Check each line of the listing below for the string "đường", and copy the ones that have it.

**Stored records**
--- BEGIN ---
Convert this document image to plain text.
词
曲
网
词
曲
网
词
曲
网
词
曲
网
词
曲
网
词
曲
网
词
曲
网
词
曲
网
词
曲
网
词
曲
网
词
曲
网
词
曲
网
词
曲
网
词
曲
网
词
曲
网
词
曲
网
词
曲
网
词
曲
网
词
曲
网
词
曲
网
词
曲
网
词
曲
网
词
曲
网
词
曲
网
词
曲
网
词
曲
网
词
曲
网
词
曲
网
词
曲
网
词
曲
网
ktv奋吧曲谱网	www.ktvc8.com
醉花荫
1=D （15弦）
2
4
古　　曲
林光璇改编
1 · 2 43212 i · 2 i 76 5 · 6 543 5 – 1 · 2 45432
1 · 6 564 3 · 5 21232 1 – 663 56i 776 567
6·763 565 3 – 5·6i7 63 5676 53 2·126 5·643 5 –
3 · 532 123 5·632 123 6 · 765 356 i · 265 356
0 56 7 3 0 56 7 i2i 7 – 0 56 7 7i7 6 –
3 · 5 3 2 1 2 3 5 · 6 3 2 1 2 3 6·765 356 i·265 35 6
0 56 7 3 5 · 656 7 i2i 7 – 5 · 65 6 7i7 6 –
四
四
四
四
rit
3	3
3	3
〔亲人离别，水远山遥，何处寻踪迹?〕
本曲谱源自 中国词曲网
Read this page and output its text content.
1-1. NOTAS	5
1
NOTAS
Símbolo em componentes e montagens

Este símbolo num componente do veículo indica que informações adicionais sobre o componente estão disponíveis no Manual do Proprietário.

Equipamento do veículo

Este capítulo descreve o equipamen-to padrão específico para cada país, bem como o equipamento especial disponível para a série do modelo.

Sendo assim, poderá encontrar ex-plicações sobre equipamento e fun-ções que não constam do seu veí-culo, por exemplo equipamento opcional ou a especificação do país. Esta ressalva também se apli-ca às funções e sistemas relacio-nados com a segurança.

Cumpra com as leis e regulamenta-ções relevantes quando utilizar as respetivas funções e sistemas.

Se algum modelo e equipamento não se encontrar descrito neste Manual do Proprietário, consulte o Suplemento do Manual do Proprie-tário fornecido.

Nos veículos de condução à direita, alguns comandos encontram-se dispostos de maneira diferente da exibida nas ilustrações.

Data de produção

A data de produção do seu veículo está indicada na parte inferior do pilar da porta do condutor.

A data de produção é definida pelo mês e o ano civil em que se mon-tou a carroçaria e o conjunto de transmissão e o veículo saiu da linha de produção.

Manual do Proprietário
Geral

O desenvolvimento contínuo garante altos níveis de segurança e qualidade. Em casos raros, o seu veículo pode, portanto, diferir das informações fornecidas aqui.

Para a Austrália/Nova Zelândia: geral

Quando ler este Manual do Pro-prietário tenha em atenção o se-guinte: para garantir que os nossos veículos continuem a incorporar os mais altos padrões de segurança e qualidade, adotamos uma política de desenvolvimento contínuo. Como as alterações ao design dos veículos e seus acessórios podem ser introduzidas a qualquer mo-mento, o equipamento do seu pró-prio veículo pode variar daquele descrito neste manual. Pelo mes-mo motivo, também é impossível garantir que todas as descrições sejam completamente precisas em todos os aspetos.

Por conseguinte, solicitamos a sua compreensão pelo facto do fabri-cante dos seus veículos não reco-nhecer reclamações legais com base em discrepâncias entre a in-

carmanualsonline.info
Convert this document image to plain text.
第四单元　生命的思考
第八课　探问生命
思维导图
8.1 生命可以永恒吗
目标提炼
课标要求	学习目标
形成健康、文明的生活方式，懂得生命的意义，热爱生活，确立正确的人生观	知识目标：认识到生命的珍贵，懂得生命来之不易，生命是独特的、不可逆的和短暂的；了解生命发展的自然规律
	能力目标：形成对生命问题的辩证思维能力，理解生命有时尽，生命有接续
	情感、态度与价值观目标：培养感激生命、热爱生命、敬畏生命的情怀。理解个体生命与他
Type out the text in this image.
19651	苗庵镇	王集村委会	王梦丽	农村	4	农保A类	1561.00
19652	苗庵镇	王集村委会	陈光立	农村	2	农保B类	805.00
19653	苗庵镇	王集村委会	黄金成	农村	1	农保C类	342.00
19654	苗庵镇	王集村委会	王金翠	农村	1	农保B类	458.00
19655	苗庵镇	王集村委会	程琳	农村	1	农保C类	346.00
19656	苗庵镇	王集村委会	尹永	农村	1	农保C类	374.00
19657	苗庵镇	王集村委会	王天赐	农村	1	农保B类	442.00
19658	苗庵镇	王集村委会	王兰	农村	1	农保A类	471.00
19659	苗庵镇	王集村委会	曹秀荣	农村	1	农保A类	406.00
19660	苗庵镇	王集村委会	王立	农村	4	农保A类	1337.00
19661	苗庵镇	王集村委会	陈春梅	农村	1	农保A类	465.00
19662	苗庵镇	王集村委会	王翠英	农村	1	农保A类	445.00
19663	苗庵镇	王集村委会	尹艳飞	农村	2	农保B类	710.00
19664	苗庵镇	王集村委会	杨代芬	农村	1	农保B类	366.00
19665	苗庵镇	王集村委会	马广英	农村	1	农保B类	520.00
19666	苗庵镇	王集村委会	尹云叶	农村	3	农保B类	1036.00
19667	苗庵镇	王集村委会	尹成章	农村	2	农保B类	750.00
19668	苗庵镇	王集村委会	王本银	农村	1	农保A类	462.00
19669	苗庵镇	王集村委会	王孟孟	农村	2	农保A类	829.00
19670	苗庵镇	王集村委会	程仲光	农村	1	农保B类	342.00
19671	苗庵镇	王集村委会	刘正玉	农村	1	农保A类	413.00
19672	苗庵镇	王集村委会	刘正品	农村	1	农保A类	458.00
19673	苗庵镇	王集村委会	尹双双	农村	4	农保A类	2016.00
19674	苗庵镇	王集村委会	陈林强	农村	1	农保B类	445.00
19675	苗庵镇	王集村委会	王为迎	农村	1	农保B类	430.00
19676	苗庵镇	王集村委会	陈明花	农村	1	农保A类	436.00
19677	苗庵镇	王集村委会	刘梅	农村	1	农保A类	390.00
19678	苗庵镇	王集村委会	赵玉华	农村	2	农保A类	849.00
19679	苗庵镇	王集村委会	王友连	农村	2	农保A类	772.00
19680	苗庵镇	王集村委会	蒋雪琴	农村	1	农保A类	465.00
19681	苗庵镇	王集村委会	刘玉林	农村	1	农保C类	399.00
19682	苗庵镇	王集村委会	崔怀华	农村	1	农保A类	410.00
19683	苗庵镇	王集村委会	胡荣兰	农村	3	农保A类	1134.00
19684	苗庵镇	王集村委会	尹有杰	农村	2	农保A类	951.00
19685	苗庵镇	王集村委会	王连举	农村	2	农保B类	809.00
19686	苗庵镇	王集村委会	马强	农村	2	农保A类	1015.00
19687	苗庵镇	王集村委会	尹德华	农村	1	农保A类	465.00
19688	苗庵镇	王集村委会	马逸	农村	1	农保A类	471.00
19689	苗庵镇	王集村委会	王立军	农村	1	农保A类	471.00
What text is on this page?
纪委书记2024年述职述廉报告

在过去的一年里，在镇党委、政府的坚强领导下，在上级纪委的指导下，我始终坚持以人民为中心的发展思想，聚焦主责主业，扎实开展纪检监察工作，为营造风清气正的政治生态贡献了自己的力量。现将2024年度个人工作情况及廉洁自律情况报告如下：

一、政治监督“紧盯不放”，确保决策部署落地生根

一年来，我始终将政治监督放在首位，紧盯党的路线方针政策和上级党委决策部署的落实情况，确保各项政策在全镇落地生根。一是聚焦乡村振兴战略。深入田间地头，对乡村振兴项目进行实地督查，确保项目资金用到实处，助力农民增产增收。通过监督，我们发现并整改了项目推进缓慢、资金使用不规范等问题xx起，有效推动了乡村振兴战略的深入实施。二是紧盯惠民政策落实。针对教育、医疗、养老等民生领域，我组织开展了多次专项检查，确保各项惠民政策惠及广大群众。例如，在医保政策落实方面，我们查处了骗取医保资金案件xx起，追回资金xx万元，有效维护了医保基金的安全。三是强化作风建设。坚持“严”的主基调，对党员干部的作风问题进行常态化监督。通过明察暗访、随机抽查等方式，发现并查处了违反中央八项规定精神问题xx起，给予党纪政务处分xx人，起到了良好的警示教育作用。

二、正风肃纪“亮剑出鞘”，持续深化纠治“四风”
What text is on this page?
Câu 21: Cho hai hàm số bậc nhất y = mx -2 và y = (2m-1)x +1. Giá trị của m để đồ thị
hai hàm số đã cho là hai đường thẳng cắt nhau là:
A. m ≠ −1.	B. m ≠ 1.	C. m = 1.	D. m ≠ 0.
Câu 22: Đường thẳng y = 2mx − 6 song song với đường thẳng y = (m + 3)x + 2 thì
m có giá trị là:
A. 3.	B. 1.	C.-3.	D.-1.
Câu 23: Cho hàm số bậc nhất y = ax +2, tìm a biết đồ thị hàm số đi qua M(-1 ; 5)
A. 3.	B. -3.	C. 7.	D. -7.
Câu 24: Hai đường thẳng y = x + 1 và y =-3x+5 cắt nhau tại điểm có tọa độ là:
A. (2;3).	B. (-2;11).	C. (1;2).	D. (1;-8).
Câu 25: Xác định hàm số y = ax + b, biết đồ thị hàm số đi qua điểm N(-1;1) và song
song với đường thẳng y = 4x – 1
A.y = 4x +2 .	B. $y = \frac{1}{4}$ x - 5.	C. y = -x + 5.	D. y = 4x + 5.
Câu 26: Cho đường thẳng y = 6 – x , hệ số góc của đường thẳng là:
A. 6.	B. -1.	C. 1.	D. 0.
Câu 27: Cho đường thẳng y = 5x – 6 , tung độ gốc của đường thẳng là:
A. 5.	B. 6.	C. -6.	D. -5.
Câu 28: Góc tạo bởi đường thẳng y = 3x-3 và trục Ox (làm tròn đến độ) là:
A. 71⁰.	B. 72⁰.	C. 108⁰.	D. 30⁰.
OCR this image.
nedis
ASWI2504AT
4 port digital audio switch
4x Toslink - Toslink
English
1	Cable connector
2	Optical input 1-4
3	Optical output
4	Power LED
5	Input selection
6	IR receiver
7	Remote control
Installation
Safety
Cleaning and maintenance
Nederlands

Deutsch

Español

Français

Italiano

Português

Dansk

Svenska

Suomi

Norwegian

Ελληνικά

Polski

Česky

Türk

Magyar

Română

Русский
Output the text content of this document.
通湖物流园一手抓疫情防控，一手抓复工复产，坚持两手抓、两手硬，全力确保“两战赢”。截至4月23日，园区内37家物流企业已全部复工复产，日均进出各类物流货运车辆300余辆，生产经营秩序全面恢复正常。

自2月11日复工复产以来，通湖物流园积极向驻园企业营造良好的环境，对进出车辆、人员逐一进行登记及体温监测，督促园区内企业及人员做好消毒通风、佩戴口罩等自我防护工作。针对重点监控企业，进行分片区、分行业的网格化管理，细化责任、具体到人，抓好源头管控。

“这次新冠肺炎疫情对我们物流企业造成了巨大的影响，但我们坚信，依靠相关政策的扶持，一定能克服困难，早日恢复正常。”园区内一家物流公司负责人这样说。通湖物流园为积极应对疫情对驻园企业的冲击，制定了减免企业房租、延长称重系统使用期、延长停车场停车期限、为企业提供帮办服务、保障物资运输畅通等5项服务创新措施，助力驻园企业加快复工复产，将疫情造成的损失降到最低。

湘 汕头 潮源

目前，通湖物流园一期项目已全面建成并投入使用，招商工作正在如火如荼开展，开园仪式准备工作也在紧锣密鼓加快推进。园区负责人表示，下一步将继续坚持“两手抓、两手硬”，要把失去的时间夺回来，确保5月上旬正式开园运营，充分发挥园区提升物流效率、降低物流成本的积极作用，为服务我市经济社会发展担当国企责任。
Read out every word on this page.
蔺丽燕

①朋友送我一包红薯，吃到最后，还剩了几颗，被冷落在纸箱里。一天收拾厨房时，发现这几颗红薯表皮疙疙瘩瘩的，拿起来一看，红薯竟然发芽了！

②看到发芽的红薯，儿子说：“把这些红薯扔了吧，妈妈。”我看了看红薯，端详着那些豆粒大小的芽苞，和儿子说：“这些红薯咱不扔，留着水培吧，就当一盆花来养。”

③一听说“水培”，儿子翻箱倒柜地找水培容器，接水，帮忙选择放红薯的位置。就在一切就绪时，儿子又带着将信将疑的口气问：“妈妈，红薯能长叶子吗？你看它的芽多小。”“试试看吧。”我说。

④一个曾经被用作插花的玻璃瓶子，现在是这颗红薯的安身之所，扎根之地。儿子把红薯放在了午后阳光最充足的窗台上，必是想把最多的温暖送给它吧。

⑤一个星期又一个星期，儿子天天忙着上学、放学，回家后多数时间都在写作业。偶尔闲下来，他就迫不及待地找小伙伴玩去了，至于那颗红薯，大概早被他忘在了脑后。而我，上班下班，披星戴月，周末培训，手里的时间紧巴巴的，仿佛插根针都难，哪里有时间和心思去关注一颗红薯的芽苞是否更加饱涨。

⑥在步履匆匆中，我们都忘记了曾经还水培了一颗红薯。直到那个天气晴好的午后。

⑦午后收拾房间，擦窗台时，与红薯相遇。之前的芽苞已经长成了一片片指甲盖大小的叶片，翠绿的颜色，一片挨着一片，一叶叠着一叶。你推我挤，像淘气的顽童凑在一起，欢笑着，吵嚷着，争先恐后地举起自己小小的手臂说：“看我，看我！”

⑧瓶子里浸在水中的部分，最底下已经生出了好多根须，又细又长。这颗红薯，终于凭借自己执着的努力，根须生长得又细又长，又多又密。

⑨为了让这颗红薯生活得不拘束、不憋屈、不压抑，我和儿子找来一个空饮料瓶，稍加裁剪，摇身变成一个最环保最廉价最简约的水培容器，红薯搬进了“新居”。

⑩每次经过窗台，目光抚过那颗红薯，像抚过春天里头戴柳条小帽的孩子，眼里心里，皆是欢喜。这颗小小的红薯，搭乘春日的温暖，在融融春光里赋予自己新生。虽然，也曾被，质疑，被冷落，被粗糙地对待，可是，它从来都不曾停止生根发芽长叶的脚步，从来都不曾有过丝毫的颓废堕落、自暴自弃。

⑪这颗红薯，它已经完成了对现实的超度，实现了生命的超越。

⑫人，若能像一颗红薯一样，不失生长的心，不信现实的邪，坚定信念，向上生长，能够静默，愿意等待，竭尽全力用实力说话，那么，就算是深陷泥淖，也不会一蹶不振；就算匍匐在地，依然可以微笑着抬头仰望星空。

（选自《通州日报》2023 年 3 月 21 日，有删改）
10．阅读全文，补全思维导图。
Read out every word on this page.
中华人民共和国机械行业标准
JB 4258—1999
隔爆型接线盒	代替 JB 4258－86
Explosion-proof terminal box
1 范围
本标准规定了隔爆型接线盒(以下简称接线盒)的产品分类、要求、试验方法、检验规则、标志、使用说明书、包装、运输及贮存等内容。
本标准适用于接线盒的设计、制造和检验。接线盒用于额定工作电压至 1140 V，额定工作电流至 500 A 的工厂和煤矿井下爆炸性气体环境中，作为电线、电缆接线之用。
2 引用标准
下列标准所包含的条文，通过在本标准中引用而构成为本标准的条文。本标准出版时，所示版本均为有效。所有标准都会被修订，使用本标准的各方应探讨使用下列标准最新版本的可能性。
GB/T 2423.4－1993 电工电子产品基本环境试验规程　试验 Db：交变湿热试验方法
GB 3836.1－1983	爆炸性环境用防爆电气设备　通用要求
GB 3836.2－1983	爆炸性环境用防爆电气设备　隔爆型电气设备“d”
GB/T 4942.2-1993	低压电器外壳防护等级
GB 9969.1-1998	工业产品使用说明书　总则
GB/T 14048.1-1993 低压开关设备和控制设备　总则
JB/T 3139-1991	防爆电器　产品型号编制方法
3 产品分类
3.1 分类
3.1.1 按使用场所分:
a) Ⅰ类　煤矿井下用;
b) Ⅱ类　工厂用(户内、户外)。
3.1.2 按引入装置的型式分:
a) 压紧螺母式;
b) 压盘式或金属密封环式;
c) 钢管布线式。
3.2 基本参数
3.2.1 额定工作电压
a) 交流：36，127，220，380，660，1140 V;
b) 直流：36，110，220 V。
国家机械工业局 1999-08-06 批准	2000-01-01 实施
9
--- END ---
**Finished answer**
hai hàm số đã cho là hai đường thẳng cắt nhau là:
Câu 22: Đường thẳng y = 2mx − 6 song song với đường thẳng y = (m + 3)x + 2 thì
Câu 24: Hai đường thẳng y = x + 1 và y =-3x+5 cắt nhau tại điểm có tọa độ là:
song với đường thẳng y = 4x – 1
Câu 26: Cho đường thẳng y = 6 – x , hệ số góc của đường thẳng là:
Câu 27: Cho đường thẳng y = 5x – 6 , tung độ gốc của đường thẳng là:
Câu 28: Góc tạo bởi đường thẳng y = 3x-3 và trục Ox (làm tròn đến độ) là:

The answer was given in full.